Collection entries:

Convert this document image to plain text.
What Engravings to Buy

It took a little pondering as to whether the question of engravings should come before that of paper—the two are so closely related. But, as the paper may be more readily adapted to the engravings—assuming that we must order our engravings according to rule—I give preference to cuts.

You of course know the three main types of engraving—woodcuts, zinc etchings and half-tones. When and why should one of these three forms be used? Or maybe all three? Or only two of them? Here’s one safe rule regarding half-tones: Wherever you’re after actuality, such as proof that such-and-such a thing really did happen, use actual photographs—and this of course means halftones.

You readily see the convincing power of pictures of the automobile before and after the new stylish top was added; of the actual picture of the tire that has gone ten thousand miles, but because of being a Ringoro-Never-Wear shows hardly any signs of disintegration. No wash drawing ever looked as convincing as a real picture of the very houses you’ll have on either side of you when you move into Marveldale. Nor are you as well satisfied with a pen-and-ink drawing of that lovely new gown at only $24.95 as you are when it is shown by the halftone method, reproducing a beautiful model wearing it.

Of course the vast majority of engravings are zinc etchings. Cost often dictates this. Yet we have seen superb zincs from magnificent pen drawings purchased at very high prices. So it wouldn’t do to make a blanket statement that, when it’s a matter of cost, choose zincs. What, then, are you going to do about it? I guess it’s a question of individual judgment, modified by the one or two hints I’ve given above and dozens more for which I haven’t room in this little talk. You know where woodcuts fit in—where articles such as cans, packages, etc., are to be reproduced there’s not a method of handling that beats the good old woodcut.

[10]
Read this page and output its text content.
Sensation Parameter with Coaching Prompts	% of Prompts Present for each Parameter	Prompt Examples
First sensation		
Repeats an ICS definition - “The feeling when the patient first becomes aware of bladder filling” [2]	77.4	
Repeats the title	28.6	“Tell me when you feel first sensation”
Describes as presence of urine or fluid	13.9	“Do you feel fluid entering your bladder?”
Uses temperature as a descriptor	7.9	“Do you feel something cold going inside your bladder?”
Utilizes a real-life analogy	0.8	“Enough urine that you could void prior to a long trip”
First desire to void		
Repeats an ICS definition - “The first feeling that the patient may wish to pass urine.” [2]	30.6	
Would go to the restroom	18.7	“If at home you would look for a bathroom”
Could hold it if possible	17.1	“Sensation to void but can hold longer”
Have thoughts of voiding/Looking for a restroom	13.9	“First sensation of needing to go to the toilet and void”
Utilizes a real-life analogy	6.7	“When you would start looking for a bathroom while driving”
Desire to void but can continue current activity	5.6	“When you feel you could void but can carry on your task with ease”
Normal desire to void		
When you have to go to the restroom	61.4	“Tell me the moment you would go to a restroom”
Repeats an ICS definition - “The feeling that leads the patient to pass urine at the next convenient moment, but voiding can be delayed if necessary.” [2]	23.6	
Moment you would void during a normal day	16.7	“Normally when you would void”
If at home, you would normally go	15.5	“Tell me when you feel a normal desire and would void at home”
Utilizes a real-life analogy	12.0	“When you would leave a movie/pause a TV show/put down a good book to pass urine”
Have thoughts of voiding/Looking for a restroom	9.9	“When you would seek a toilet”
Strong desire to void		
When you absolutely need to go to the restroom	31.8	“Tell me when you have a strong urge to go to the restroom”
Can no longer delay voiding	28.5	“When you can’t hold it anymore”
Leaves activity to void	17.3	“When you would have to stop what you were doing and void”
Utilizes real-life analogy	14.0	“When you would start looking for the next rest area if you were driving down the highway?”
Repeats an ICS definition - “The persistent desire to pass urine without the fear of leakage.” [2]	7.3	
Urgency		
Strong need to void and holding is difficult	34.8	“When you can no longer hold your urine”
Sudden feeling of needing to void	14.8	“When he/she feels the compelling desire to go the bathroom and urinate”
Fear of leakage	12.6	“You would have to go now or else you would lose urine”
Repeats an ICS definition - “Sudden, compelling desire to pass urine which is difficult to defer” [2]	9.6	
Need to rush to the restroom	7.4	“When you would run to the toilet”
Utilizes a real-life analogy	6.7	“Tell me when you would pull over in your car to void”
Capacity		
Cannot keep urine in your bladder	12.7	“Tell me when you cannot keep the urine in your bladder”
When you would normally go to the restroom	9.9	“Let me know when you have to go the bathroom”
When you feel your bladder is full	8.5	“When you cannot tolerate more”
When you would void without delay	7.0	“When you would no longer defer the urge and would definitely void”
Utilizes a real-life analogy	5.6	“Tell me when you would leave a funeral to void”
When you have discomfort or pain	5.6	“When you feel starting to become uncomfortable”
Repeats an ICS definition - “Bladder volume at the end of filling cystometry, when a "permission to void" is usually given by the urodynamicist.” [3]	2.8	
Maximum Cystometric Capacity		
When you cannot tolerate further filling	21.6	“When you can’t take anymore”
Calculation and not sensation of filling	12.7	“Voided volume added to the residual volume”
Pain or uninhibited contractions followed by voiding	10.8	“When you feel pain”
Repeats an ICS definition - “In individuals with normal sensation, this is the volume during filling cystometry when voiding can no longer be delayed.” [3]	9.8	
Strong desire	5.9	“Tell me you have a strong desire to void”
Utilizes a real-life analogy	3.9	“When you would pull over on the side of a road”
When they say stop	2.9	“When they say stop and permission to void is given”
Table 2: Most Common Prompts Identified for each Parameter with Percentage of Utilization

▶ [TASK OBJECTIVE]
Your task is to repeat every entry exactly.

▶ [EXPECTED OUTPUT]
Convert this document image to plain text.
What Engravings to Buy

It took a little pondering as to whether the question of engravings should come before that of paper—the two are so closely related. But, as the paper may be more readily adapted to the engravings—assuming that we must order our engravings according to rule—I give preference to cuts.

You of course know the three main types of engraving—woodcuts, zinc etchings and half-tones. When and why should one of these three forms be used? Or maybe all three? Or only two of them? Here’s one safe rule regarding half-tones: Wherever you’re after actuality, such as proof that such-and-such a thing really did happen, use actual photographs—and this of course means halftones.

You readily see the convincing power of pictures of the automobile before and after the new stylish top was added; of the actual picture of the tire that has gone ten thousand miles, but because of being a Ringoro-Never-Wear shows hardly any signs of disintegration. No wash drawing ever looked as convincing as a real picture of the very houses you’ll have on either side of you when you move into Marveldale. Nor are you as well satisfied with a pen-and-ink drawing of that lovely new gown at only $24.95 as you are when it is shown by the halftone method, reproducing a beautiful model wearing it.

Of course the vast majority of engravings are zinc etchings. Cost often dictates this. Yet we have seen superb zincs from magnificent pen drawings purchased at very high prices. So it wouldn’t do to make a blanket statement that, when it’s a matter of cost, choose zincs. What, then, are you going to do about it? I guess it’s a question of individual judgment, modified by the one or two hints I’ve given above and dozens more for which I haven’t room in this little talk. You know where woodcuts fit in—where articles such as cans, packages, etc., are to be reproduced there’s not a method of handling that beats the good old woodcut.

[10]
Read this page and output its text content.
Sensation Parameter with Coaching Prompts	% of Prompts Present for each Parameter	Prompt Examples
First sensation		
Repeats an ICS definition - “The feeling when the patient first becomes aware of bladder filling” [2]	77.4	
Repeats the title	28.6	“Tell me when you feel first sensation”
Describes as presence of urine or fluid	13.9	“Do you feel fluid entering your bladder?”
Uses temperature as a descriptor	7.9	“Do you feel something cold going inside your bladder?”
Utilizes a real-life analogy	0.8	“Enough urine that you could void prior to a long trip”
First desire to void		
Repeats an ICS definition - “The first feeling that the patient may wish to pass urine.” [2]	30.6	
Would go to the restroom	18.7	“If at home you would look for a bathroom”
Could hold it if possible	17.1	“Sensation to void but can hold longer”
Have thoughts of voiding/Looking for a restroom	13.9	“First sensation of needing to go to the toilet and void”
Utilizes a real-life analogy	6.7	“When you would start looking for a bathroom while driving”
Desire to void but can continue current activity	5.6	“When you feel you could void but can carry on your task with ease”
Normal desire to void		
When you have to go to the restroom	61.4	“Tell me the moment you would go to a restroom”
Repeats an ICS definition - “The feeling that leads the patient to pass urine at the next convenient moment, but voiding can be delayed if necessary.” [2]	23.6	
Moment you would void during a normal day	16.7	“Normally when you would void”
If at home, you would normally go	15.5	“Tell me when you feel a normal desire and would void at home”
Utilizes a real-life analogy	12.0	“When you would leave a movie/pause a TV show/put down a good book to pass urine”
Have thoughts of voiding/Looking for a restroom	9.9	“When you would seek a toilet”
Strong desire to void		
When you absolutely need to go to the restroom	31.8	“Tell me when you have a strong urge to go to the restroom”
Can no longer delay voiding	28.5	“When you can’t hold it anymore”
Leaves activity to void	17.3	“When you would have to stop what you were doing and void”
Utilizes real-life analogy	14.0	“When you would start looking for the next rest area if you were driving down the highway?”
Repeats an ICS definition - “The persistent desire to pass urine without the fear of leakage.” [2]	7.3	
Urgency		
Strong need to void and holding is difficult	34.8	“When you can no longer hold your urine”
Sudden feeling of needing to void	14.8	“When he/she feels the compelling desire to go the bathroom and urinate”
Fear of leakage	12.6	“You would have to go now or else you would lose urine”
Repeats an ICS definition - “Sudden, compelling desire to pass urine which is difficult to defer” [2]	9.6	
Need to rush to the restroom	7.4	“When you would run to the toilet”
Utilizes a real-life analogy	6.7	“Tell me when you would pull over in your car to void”
Capacity		
Cannot keep urine in your bladder	12.7	“Tell me when you cannot keep the urine in your bladder”
When you would normally go to the restroom	9.9	“Let me know when you have to go the bathroom”
When you feel your bladder is full	8.5	“When you cannot tolerate more”
When you would void without delay	7.0	“When you would no longer defer the urge and would definitely void”
Utilizes a real-life analogy	5.6	“Tell me when you would leave a funeral to void”
When you have discomfort or pain	5.6	“When you feel starting to become uncomfortable”
Repeats an ICS definition - “Bladder volume at the end of filling cystometry, when a "permission to void" is usually given by the urodynamicist.” [3]	2.8	
Maximum Cystometric Capacity		
When you cannot tolerate further filling	21.6	“When you can’t take anymore”
Calculation and not sensation of filling	12.7	“Voided volume added to the residual volume”
Pain or uninhibited contractions followed by voiding	10.8	“When you feel pain”
Repeats an ICS definition - “In individuals with normal sensation, this is the volume during filling cystometry when voiding can no longer be delayed.” [3]	9.8	
Strong desire	5.9	“Tell me you have a strong desire to void”
Utilizes a real-life analogy	3.9	“When you would pull over on the side of a road”
When they say stop	2.9	“When they say stop and permission to void is given”
Table 2: Most Common Prompts Identified for each Parameter with Percentage of Utilization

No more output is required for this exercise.